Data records
——————
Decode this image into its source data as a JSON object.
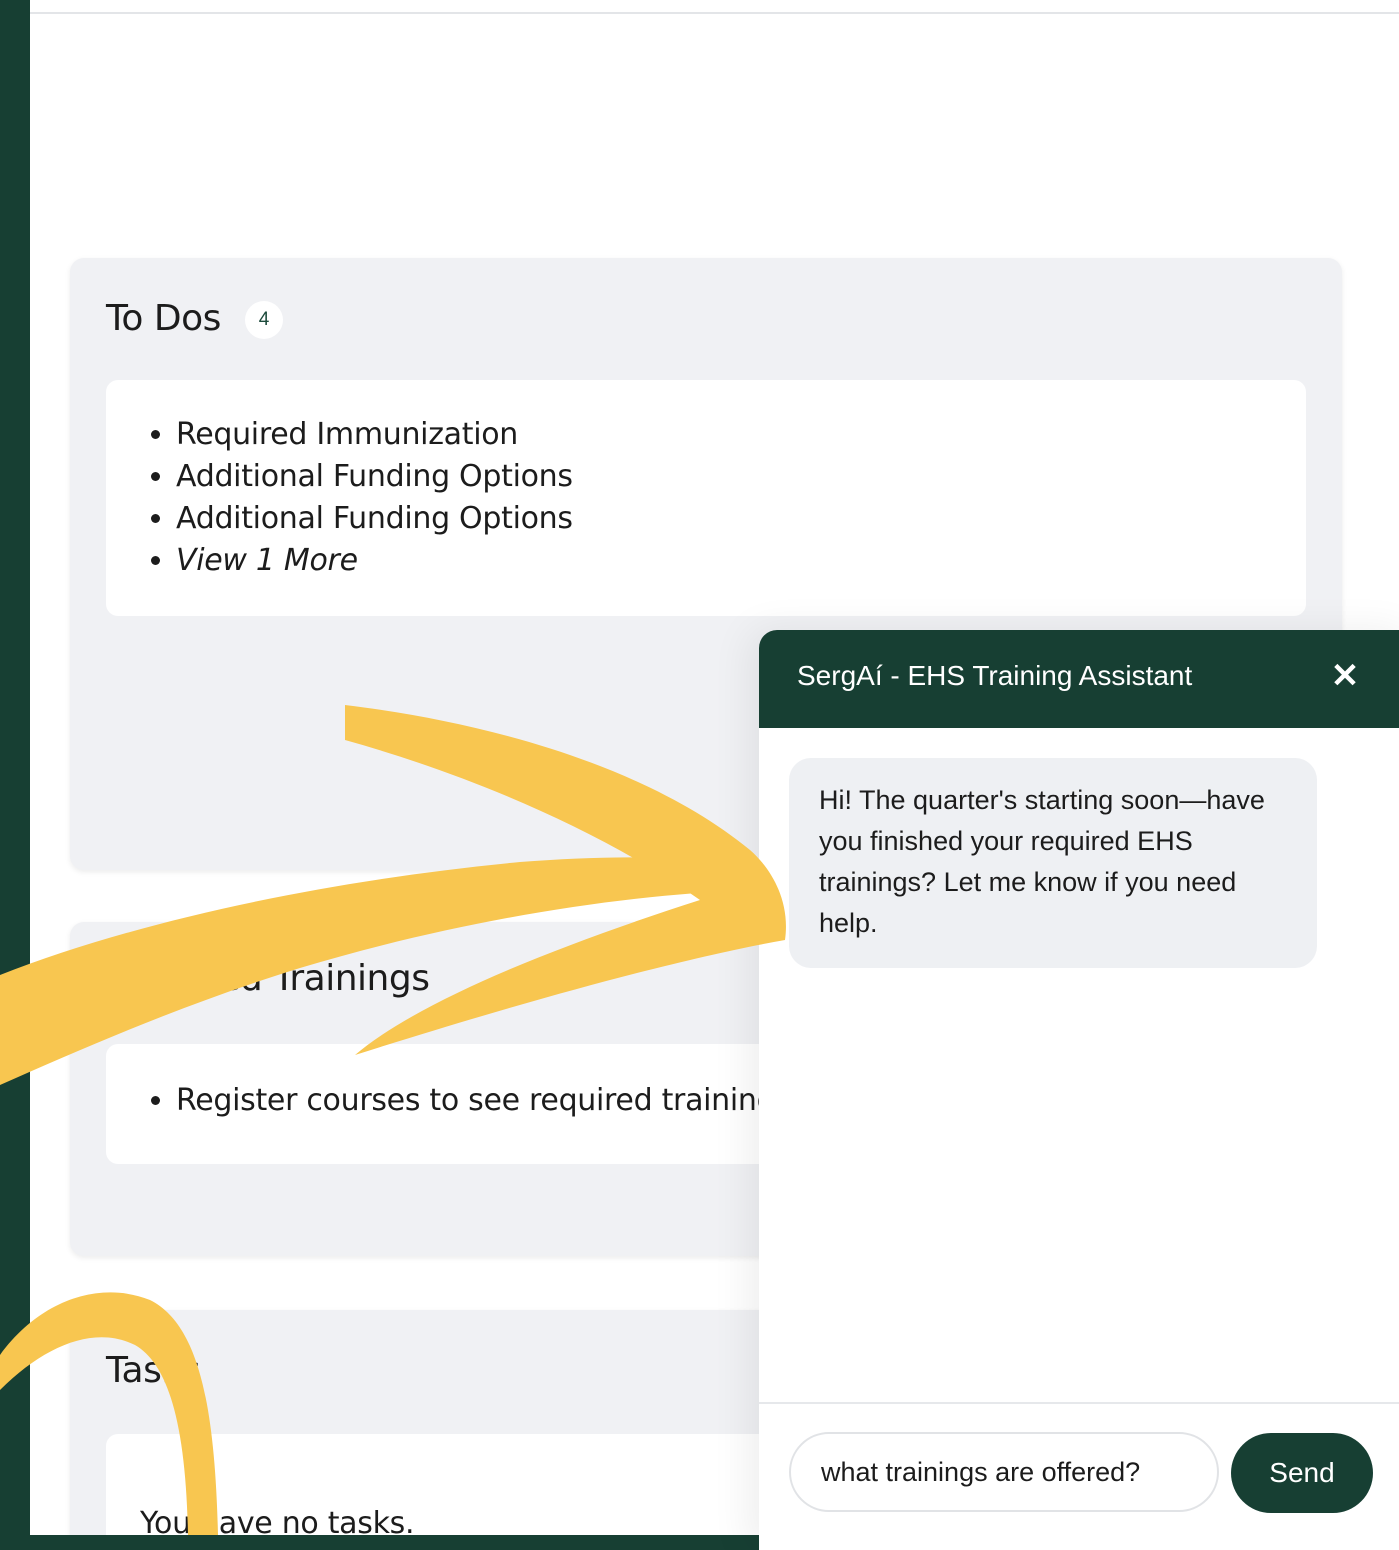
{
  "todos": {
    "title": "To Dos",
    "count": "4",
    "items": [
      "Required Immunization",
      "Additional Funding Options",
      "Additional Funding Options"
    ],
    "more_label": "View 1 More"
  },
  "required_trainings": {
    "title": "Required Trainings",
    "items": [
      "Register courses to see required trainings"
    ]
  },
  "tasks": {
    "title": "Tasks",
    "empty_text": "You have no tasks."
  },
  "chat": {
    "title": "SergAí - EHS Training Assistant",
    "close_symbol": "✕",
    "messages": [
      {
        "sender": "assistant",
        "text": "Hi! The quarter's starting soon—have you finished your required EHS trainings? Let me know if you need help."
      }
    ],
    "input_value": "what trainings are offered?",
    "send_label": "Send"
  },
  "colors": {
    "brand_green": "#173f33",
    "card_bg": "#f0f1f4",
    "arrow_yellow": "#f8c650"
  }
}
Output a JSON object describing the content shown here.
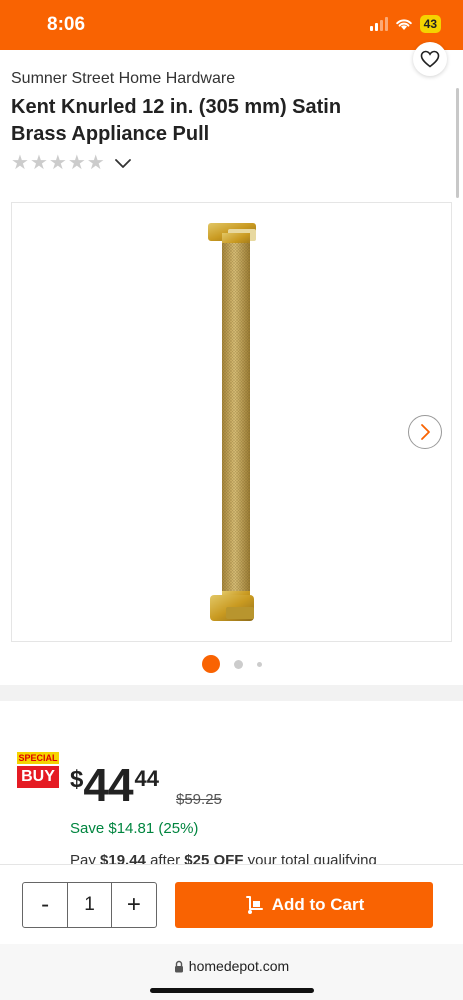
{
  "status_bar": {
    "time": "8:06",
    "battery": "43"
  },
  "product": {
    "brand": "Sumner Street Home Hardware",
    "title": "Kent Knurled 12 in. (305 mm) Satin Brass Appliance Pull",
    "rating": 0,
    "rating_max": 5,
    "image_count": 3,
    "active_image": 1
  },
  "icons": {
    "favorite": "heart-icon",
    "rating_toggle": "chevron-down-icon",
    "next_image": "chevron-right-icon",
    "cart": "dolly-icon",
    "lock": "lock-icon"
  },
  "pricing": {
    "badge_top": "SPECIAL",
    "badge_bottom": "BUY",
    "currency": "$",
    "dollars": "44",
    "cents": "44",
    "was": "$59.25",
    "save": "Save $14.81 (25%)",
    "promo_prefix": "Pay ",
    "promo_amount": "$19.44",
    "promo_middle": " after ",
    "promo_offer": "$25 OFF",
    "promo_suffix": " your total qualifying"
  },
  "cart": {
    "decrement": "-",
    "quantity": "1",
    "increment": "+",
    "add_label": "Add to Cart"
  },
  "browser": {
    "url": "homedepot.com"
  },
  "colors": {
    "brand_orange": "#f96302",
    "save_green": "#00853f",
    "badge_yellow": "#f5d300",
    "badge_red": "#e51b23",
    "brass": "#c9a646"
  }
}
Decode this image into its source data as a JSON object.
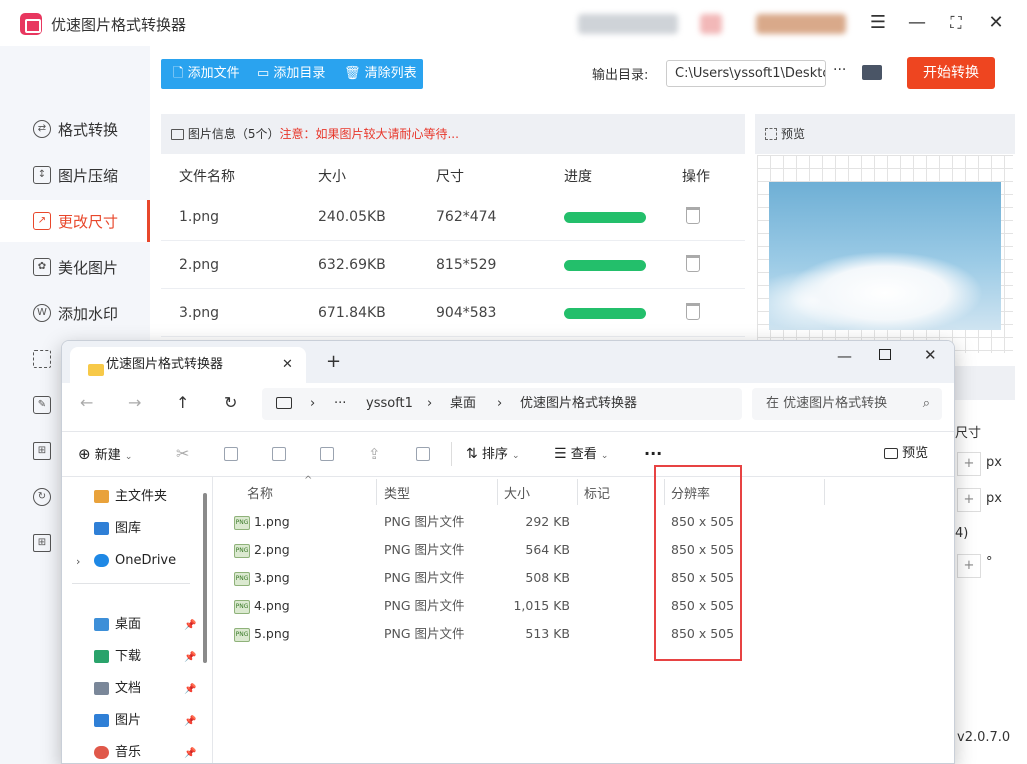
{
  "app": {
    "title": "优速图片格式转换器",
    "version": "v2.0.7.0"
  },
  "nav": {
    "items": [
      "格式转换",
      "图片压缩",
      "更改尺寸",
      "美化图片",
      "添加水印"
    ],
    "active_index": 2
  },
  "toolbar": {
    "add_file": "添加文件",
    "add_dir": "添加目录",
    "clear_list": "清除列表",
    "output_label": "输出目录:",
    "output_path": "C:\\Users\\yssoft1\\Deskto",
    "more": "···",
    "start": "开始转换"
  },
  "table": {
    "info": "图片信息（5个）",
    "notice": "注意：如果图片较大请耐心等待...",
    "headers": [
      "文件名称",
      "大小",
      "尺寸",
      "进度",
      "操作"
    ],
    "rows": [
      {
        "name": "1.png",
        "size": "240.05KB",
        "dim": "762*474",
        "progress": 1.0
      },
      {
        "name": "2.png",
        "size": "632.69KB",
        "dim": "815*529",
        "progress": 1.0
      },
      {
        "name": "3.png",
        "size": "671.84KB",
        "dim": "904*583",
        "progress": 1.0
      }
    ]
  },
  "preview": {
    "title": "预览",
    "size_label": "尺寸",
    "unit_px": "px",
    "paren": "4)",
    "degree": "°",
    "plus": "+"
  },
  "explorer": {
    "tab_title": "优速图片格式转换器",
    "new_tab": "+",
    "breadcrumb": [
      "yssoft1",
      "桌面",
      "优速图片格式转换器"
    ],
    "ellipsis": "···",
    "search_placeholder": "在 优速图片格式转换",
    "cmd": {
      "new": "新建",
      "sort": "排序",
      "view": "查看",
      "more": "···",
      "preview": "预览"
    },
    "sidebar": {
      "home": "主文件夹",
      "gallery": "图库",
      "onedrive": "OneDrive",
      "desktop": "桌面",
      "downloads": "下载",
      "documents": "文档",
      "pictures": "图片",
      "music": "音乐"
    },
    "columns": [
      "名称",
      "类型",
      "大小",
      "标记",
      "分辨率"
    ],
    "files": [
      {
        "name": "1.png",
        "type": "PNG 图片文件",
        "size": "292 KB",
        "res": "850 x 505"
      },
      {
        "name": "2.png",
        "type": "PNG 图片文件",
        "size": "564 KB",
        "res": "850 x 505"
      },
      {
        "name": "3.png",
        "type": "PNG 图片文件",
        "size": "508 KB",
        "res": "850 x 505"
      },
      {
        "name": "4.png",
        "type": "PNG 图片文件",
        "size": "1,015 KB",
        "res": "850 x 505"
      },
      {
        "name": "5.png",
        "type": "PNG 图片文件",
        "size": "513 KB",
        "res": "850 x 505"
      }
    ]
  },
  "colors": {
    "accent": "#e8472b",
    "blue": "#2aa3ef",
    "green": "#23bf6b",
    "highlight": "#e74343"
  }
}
——————
STATED EXERCISE
Write out the whole listing again, exactly, with no pictures.

RESPONSE
Decode this image into its source data as a JSON object.
{
  "todos": {
    "title": "To Dos",
    "count": "4",
    "items": [
      "Required Immunization",
      "Additional Funding Options",
      "Additional Funding Options"
    ],
    "more_label": "View 1 More"
  },
  "required_trainings": {
    "title": "Required Trainings",
    "items": [
      "Register courses to see required trainings"
    ]
  },
  "tasks": {
    "title": "Tasks",
    "empty_text": "You have no tasks."
  },
  "chat": {
    "title": "SergAí - EHS Training Assistant",
    "close_symbol": "✕",
    "messages": [
      {
        "sender": "assistant",
        "text": "Hi! The quarter's starting soon—have you finished your required EHS trainings? Let me know if you need help."
      }
    ],
    "input_value": "what trainings are offered?",
    "send_label": "Send"
  },
  "colors": {
    "brand_green": "#173f33",
    "card_bg": "#f0f1f4",
    "arrow_yellow": "#f8c650"
  }
}
Output a JSON object describing the content shown here.
{
  "status_bar": {
    "time": "8:06",
    "battery": "43"
  },
  "product": {
    "brand": "Sumner Street Home Hardware",
    "title": "Kent Knurled 12 in. (305 mm) Satin Brass Appliance Pull",
    "rating": 0,
    "rating_max": 5,
    "image_count": 3,
    "active_image": 1
  },
  "icons": {
    "favorite": "heart-icon",
    "rating_toggle": "chevron-down-icon",
    "next_image": "chevron-right-icon",
    "cart": "dolly-icon",
    "lock": "lock-icon"
  },
  "pricing": {
    "badge_top": "SPECIAL",
    "badge_bottom": "BUY",
    "currency": "$",
    "dollars": "44",
    "cents": "44",
    "was": "$59.25",
    "save": "Save $14.81 (25%)",
    "promo_prefix": "Pay ",
    "promo_amount": "$19.44",
    "promo_middle": " after ",
    "promo_offer": "$25 OFF",
    "promo_suffix": " your total qualifying"
  },
  "cart": {
    "decrement": "-",
    "quantity": "1",
    "increment": "+",
    "add_label": "Add to Cart"
  },
  "browser": {
    "url": "homedepot.com"
  },
  "colors": {
    "brand_orange": "#f96302",
    "save_green": "#00853f",
    "badge_yellow": "#f5d300",
    "badge_red": "#e51b23",
    "brass": "#c9a646"
  }
}
Decode this image into its source data as a JSON object.
{
  "app": {
    "title": "优速图片格式转换器",
    "version": "v2.0.7.0"
  },
  "nav": {
    "items": [
      "格式转换",
      "图片压缩",
      "更改尺寸",
      "美化图片",
      "添加水印"
    ],
    "active_index": 2
  },
  "toolbar": {
    "add_file": "添加文件",
    "add_dir": "添加目录",
    "clear_list": "清除列表",
    "output_label": "输出目录:",
    "output_path": "C:\\Users\\yssoft1\\Deskto",
    "more": "···",
    "start": "开始转换"
  },
  "table": {
    "info": "图片信息（5个）",
    "notice": "注意：如果图片较大请耐心等待...",
    "headers": [
      "文件名称",
      "大小",
      "尺寸",
      "进度",
      "操作"
    ],
    "rows": [
      {
        "name": "1.png",
        "size": "240.05KB",
        "dim": "762*474",
        "progress": 1.0
      },
      {
        "name": "2.png",
        "size": "632.69KB",
        "dim": "815*529",
        "progress": 1.0
      },
      {
        "name": "3.png",
        "size": "671.84KB",
        "dim": "904*583",
        "progress": 1.0
      }
    ]
  },
  "preview": {
    "title": "预览",
    "size_label": "尺寸",
    "unit_px": "px",
    "paren": "4)",
    "degree": "°",
    "plus": "+"
  },
  "explorer": {
    "tab_title": "优速图片格式转换器",
    "new_tab": "+",
    "breadcrumb": [
      "yssoft1",
      "桌面",
      "优速图片格式转换器"
    ],
    "ellipsis": "···",
    "search_placeholder": "在 优速图片格式转换",
    "cmd": {
      "new": "新建",
      "sort": "排序",
      "view": "查看",
      "more": "···",
      "preview": "预览"
    },
    "sidebar": {
      "home": "主文件夹",
      "gallery": "图库",
      "onedrive": "OneDrive",
      "desktop": "桌面",
      "downloads": "下载",
      "documents": "文档",
      "pictures": "图片",
      "music": "音乐"
    },
    "columns": [
      "名称",
      "类型",
      "大小",
      "标记",
      "分辨率"
    ],
    "files": [
      {
        "name": "1.png",
        "type": "PNG 图片文件",
        "size": "292 KB",
        "res": "850 x 505"
      },
      {
        "name": "2.png",
        "type": "PNG 图片文件",
        "size": "564 KB",
        "res": "850 x 505"
      },
      {
        "name": "3.png",
        "type": "PNG 图片文件",
        "size": "508 KB",
        "res": "850 x 505"
      },
      {
        "name": "4.png",
        "type": "PNG 图片文件",
        "size": "1,015 KB",
        "res": "850 x 505"
      },
      {
        "name": "5.png",
        "type": "PNG 图片文件",
        "size": "513 KB",
        "res": "850 x 505"
      }
    ]
  },
  "colors": {
    "accent": "#e8472b",
    "blue": "#2aa3ef",
    "green": "#23bf6b",
    "highlight": "#e74343"
  }
}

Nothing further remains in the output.